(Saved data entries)
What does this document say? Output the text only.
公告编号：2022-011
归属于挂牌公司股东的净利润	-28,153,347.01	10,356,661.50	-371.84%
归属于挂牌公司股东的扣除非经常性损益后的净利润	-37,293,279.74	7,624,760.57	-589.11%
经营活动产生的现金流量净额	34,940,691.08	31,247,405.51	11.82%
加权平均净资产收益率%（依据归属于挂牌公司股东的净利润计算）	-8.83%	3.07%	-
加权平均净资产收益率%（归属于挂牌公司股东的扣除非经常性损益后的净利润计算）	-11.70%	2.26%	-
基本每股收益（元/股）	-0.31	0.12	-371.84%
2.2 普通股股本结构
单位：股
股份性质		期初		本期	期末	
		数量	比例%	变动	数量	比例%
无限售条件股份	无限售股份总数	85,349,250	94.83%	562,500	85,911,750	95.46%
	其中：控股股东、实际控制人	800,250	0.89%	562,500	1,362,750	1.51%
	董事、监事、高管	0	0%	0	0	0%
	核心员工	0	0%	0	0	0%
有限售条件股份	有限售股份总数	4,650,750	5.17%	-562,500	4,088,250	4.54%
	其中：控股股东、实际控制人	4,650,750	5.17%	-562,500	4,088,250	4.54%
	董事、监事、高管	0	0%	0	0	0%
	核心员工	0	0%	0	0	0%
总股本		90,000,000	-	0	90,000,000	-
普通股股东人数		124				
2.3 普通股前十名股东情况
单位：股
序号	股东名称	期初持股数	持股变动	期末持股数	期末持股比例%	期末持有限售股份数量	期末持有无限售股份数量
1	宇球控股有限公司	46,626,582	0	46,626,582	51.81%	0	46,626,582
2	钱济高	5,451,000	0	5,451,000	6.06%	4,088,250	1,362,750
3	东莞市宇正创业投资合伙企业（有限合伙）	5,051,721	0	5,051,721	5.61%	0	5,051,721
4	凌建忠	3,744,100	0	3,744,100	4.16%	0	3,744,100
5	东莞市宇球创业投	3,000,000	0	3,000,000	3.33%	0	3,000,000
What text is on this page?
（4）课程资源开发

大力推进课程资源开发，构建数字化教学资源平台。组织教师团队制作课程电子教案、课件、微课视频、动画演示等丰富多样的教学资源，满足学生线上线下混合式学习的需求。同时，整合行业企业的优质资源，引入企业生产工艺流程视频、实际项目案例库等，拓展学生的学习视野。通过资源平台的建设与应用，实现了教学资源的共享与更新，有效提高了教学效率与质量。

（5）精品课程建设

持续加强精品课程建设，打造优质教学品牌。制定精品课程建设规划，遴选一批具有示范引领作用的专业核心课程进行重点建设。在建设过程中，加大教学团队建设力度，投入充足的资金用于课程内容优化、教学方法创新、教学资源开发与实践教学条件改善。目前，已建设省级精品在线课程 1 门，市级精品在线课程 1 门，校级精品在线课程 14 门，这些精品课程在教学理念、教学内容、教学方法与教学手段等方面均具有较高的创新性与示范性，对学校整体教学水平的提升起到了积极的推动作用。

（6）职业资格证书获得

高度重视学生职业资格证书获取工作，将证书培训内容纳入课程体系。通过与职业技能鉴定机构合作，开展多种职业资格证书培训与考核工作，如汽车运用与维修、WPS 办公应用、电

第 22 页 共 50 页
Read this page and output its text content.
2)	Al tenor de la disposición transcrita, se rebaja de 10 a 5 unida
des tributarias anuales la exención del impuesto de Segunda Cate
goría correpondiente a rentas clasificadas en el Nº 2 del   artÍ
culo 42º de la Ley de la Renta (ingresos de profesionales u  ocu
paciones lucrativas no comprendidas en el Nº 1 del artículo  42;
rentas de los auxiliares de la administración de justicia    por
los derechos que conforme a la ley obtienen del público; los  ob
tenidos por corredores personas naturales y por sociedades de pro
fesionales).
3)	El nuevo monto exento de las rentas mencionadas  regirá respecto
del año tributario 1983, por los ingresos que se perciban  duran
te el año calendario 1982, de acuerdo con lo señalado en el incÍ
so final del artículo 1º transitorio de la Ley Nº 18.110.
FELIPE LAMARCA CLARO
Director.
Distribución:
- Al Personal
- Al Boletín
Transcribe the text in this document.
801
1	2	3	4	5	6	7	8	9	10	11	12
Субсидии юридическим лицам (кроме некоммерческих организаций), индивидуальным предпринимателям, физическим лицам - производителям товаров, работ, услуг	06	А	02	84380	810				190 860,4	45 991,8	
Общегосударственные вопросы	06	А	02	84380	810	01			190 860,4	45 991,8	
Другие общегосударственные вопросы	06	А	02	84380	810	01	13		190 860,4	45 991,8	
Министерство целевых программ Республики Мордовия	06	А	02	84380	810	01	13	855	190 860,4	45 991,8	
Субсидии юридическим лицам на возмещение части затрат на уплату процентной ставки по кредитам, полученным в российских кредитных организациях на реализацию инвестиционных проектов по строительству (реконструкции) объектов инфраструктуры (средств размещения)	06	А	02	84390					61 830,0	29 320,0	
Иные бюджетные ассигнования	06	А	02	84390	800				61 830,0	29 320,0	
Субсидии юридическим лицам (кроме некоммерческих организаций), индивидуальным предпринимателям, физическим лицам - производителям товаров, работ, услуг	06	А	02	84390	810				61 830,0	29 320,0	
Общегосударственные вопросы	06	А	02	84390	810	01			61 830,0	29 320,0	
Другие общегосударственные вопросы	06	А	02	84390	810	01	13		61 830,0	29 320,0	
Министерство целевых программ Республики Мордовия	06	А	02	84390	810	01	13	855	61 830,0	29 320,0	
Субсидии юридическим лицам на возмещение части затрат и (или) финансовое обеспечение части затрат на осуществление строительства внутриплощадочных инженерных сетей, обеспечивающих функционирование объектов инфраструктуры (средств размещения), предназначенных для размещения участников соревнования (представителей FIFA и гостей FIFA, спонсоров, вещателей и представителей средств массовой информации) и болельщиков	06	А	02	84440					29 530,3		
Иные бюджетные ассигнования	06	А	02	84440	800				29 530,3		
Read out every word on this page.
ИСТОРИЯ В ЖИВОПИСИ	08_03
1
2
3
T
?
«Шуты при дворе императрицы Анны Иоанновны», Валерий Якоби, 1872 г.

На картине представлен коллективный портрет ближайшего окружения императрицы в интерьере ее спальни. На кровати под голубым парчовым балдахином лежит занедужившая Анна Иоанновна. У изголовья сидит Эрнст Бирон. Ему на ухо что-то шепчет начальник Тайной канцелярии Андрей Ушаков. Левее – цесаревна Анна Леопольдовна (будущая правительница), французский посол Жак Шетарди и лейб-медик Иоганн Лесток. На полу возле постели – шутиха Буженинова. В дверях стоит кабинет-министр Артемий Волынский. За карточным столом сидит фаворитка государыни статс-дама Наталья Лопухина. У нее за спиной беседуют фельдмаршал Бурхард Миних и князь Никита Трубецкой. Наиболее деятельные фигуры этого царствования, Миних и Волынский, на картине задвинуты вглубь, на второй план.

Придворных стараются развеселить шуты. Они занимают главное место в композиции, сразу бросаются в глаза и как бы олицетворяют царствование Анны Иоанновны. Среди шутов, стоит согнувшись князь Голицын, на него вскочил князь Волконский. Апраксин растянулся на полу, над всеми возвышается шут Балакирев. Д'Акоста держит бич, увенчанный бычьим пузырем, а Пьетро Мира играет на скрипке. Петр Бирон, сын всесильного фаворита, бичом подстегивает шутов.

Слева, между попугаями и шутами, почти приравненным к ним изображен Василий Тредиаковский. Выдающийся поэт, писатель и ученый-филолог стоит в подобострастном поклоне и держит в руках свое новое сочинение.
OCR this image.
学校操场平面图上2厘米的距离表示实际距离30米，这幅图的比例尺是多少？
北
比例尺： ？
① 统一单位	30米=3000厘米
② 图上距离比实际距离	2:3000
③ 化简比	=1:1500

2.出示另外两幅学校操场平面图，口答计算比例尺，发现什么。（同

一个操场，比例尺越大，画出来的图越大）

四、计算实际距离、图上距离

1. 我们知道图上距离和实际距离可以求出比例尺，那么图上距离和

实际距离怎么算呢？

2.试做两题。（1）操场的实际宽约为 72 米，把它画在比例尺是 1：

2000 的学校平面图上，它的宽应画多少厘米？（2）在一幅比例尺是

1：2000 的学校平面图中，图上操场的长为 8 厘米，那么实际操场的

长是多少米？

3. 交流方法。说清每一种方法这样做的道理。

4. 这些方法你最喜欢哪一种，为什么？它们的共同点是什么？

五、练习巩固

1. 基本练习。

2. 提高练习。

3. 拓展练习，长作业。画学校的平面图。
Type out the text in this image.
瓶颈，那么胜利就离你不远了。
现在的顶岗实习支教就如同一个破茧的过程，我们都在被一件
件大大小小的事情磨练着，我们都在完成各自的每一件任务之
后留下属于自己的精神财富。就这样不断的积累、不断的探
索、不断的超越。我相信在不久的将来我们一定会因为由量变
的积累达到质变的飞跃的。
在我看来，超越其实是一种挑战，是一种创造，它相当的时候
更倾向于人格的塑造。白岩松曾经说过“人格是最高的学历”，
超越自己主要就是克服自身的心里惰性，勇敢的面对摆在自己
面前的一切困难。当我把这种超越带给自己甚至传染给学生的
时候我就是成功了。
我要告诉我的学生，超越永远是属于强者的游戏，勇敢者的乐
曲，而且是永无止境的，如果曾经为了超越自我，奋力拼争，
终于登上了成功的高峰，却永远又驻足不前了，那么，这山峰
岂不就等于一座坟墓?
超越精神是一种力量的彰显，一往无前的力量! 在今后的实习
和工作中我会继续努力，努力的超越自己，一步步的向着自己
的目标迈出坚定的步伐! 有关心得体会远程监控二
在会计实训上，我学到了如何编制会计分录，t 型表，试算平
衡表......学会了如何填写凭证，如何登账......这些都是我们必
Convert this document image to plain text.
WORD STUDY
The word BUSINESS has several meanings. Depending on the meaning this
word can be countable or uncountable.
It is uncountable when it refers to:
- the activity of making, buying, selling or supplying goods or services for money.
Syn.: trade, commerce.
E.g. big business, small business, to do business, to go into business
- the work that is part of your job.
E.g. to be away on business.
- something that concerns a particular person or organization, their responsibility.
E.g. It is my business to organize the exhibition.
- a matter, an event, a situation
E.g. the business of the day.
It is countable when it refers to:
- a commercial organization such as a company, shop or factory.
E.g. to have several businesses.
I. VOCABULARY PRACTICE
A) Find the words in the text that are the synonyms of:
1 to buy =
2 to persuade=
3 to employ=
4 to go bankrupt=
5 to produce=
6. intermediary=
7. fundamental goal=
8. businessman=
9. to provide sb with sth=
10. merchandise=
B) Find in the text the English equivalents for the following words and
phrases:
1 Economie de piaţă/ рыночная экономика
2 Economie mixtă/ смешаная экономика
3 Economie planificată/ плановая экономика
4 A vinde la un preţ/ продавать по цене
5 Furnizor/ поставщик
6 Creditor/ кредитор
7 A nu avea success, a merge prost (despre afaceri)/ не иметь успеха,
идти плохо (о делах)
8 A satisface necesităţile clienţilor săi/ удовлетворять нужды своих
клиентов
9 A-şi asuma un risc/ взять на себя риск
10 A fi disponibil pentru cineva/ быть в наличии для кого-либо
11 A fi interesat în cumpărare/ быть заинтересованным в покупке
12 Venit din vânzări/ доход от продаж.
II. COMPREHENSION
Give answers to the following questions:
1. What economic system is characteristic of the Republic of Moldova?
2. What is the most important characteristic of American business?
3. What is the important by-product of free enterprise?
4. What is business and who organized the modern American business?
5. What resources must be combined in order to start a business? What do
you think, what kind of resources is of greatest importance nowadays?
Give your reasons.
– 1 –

> **Exercise brief**: Filter for "кроме". Return all lines that hold it.

> **Result below**:
Субсидии юридическим лицам (кроме некоммерческих организаций), индивидуальным предпринимателям, физическим лицам - производителям товаров, работ, услуг	06	А	02	84380	810				190 860,4	45 991,8	
Субсидии юридическим лицам (кроме некоммерческих организаций), индивидуальным предпринимателям, физическим лицам - производителям товаров, работ, услуг	06	А	02	84390	810				61 830,0	29 320,0	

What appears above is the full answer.